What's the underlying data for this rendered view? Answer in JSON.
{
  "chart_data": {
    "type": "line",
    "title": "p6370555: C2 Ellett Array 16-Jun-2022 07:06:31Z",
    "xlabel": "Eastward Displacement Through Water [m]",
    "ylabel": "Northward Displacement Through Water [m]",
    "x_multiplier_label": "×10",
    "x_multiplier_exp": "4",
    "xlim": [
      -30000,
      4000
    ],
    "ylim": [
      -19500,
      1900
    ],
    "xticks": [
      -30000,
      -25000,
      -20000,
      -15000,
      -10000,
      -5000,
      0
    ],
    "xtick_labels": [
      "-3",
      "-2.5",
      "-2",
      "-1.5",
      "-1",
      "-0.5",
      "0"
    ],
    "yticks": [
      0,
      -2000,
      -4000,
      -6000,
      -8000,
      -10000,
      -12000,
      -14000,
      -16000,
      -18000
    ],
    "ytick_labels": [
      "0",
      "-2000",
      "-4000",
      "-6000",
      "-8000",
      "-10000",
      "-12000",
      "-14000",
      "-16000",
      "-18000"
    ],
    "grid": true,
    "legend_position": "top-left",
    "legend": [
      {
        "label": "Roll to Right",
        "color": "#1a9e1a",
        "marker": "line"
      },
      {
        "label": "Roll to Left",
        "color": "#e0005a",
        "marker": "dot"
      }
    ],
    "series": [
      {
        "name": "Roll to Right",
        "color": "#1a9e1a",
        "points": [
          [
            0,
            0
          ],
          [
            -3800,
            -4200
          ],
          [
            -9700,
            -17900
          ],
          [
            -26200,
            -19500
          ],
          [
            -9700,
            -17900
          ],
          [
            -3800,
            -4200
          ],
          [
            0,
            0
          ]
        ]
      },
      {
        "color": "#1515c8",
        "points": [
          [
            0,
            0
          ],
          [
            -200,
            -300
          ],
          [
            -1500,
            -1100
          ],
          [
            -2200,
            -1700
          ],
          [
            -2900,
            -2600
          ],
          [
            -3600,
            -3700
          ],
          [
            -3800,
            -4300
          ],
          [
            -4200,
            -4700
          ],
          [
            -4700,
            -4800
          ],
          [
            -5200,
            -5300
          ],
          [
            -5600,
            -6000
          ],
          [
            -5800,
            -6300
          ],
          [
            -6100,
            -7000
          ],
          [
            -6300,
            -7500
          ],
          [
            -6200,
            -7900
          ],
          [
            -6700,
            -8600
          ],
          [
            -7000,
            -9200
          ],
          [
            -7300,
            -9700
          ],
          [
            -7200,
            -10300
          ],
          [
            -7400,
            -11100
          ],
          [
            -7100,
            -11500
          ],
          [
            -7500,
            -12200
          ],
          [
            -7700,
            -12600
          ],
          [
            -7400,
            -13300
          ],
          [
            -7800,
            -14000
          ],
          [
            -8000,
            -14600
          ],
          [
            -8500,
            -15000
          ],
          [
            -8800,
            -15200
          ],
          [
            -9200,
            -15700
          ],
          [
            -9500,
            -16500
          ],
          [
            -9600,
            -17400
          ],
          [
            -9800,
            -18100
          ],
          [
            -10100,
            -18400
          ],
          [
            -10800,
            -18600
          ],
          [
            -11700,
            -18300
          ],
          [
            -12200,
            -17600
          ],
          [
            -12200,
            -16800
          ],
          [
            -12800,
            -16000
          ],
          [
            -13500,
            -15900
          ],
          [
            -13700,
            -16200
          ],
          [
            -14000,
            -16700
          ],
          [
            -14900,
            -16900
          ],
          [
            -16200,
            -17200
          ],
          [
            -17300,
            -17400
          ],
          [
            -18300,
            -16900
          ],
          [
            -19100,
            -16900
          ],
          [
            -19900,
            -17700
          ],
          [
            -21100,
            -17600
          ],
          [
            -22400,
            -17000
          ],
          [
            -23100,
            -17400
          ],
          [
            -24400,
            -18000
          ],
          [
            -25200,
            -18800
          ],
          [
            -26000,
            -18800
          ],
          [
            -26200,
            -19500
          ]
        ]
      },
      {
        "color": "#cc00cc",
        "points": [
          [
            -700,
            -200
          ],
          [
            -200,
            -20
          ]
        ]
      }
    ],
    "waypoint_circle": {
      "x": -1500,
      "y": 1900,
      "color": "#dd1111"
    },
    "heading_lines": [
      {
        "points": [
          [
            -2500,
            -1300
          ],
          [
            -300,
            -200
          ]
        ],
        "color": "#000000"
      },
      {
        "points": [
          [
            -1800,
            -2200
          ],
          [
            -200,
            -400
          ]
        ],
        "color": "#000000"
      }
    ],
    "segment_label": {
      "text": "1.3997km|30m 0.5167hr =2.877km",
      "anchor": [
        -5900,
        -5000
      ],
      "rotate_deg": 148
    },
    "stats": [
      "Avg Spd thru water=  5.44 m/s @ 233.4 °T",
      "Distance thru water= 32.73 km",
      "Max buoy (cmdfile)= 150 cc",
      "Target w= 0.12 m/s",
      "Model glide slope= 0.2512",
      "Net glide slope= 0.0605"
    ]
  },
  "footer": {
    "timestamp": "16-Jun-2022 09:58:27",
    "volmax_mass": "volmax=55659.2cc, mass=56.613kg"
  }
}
-------
### WHAT TO WORK ON
Set down every record above exactly as given.

### ANSWER TO THIS PROBLEM
What's the underlying data for this rendered view? Answer in JSON.
{
  "chart_data": {
    "type": "line",
    "title": "p6370555: C2 Ellett Array 16-Jun-2022 07:06:31Z",
    "xlabel": "Eastward Displacement Through Water [m]",
    "ylabel": "Northward Displacement Through Water [m]",
    "x_multiplier_label": "×10",
    "x_multiplier_exp": "4",
    "xlim": [
      -30000,
      4000
    ],
    "ylim": [
      -19500,
      1900
    ],
    "xticks": [
      -30000,
      -25000,
      -20000,
      -15000,
      -10000,
      -5000,
      0
    ],
    "xtick_labels": [
      "-3",
      "-2.5",
      "-2",
      "-1.5",
      "-1",
      "-0.5",
      "0"
    ],
    "yticks": [
      0,
      -2000,
      -4000,
      -6000,
      -8000,
      -10000,
      -12000,
      -14000,
      -16000,
      -18000
    ],
    "ytick_labels": [
      "0",
      "-2000",
      "-4000",
      "-6000",
      "-8000",
      "-10000",
      "-12000",
      "-14000",
      "-16000",
      "-18000"
    ],
    "grid": true,
    "legend_position": "top-left",
    "legend": [
      {
        "label": "Roll to Right",
        "color": "#1a9e1a",
        "marker": "line"
      },
      {
        "label": "Roll to Left",
        "color": "#e0005a",
        "marker": "dot"
      }
    ],
    "series": [
      {
        "name": "Roll to Right",
        "color": "#1a9e1a",
        "points": [
          [
            0,
            0
          ],
          [
            -3800,
            -4200
          ],
          [
            -9700,
            -17900
          ],
          [
            -26200,
            -19500
          ],
          [
            -9700,
            -17900
          ],
          [
            -3800,
            -4200
          ],
          [
            0,
            0
          ]
        ]
      },
      {
        "color": "#1515c8",
        "points": [
          [
            0,
            0
          ],
          [
            -200,
            -300
          ],
          [
            -1500,
            -1100
          ],
          [
            -2200,
            -1700
          ],
          [
            -2900,
            -2600
          ],
          [
            -3600,
            -3700
          ],
          [
            -3800,
            -4300
          ],
          [
            -4200,
            -4700
          ],
          [
            -4700,
            -4800
          ],
          [
            -5200,
            -5300
          ],
          [
            -5600,
            -6000
          ],
          [
            -5800,
            -6300
          ],
          [
            -6100,
            -7000
          ],
          [
            -6300,
            -7500
          ],
          [
            -6200,
            -7900
          ],
          [
            -6700,
            -8600
          ],
          [
            -7000,
            -9200
          ],
          [
            -7300,
            -9700
          ],
          [
            -7200,
            -10300
          ],
          [
            -7400,
            -11100
          ],
          [
            -7100,
            -11500
          ],
          [
            -7500,
            -12200
          ],
          [
            -7700,
            -12600
          ],
          [
            -7400,
            -13300
          ],
          [
            -7800,
            -14000
          ],
          [
            -8000,
            -14600
          ],
          [
            -8500,
            -15000
          ],
          [
            -8800,
            -15200
          ],
          [
            -9200,
            -15700
          ],
          [
            -9500,
            -16500
          ],
          [
            -9600,
            -17400
          ],
          [
            -9800,
            -18100
          ],
          [
            -10100,
            -18400
          ],
          [
            -10800,
            -18600
          ],
          [
            -11700,
            -18300
          ],
          [
            -12200,
            -17600
          ],
          [
            -12200,
            -16800
          ],
          [
            -12800,
            -16000
          ],
          [
            -13500,
            -15900
          ],
          [
            -13700,
            -16200
          ],
          [
            -14000,
            -16700
          ],
          [
            -14900,
            -16900
          ],
          [
            -16200,
            -17200
          ],
          [
            -17300,
            -17400
          ],
          [
            -18300,
            -16900
          ],
          [
            -19100,
            -16900
          ],
          [
            -19900,
            -17700
          ],
          [
            -21100,
            -17600
          ],
          [
            -22400,
            -17000
          ],
          [
            -23100,
            -17400
          ],
          [
            -24400,
            -18000
          ],
          [
            -25200,
            -18800
          ],
          [
            -26000,
            -18800
          ],
          [
            -26200,
            -19500
          ]
        ]
      },
      {
        "color": "#cc00cc",
        "points": [
          [
            -700,
            -200
          ],
          [
            -200,
            -20
          ]
        ]
      }
    ],
    "waypoint_circle": {
      "x": -1500,
      "y": 1900,
      "color": "#dd1111"
    },
    "heading_lines": [
      {
        "points": [
          [
            -2500,
            -1300
          ],
          [
            -300,
            -200
          ]
        ],
        "color": "#000000"
      },
      {
        "points": [
          [
            -1800,
            -2200
          ],
          [
            -200,
            -400
          ]
        ],
        "color": "#000000"
      }
    ],
    "segment_label": {
      "text": "1.3997km|30m 0.5167hr =2.877km",
      "anchor": [
        -5900,
        -5000
      ],
      "rotate_deg": 148
    },
    "stats": [
      "Avg Spd thru water=  5.44 m/s @ 233.4 °T",
      "Distance thru water= 32.73 km",
      "Max buoy (cmdfile)= 150 cc",
      "Target w= 0.12 m/s",
      "Model glide slope= 0.2512",
      "Net glide slope= 0.0605"
    ]
  },
  "footer": {
    "timestamp": "16-Jun-2022 09:58:27",
    "volmax_mass": "volmax=55659.2cc, mass=56.613kg"
  }
}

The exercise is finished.